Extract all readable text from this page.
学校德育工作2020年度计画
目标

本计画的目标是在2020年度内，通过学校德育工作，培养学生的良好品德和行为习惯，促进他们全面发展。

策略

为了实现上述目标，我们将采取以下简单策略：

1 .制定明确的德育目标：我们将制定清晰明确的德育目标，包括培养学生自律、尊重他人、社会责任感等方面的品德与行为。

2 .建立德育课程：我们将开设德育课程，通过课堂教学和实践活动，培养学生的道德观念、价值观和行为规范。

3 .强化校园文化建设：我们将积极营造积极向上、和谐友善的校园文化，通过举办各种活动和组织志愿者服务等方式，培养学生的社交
+ + +
EXERCISE TASK: Write out the complete set of records exactly as given.

RESPONSE FOR THIS EXERCISE:
Extract all readable text from this page.
学校德育工作2020年度计画
目标

本计画的目标是在2020年度内，通过学校德育工作，培养学生的良好品德和行为习惯，促进他们全面发展。

策略

为了实现上述目标，我们将采取以下简单策略：

1 .制定明确的德育目标：我们将制定清晰明确的德育目标，包括培养学生自律、尊重他人、社会责任感等方面的品德与行为。

2 .建立德育课程：我们将开设德育课程，通过课堂教学和实践活动，培养学生的道德观念、价值观和行为规范。

3 .强化校园文化建设：我们将积极营造积极向上、和谐友善的校园文化，通过举办各种活动和组织志愿者服务等方式，培养学生的社交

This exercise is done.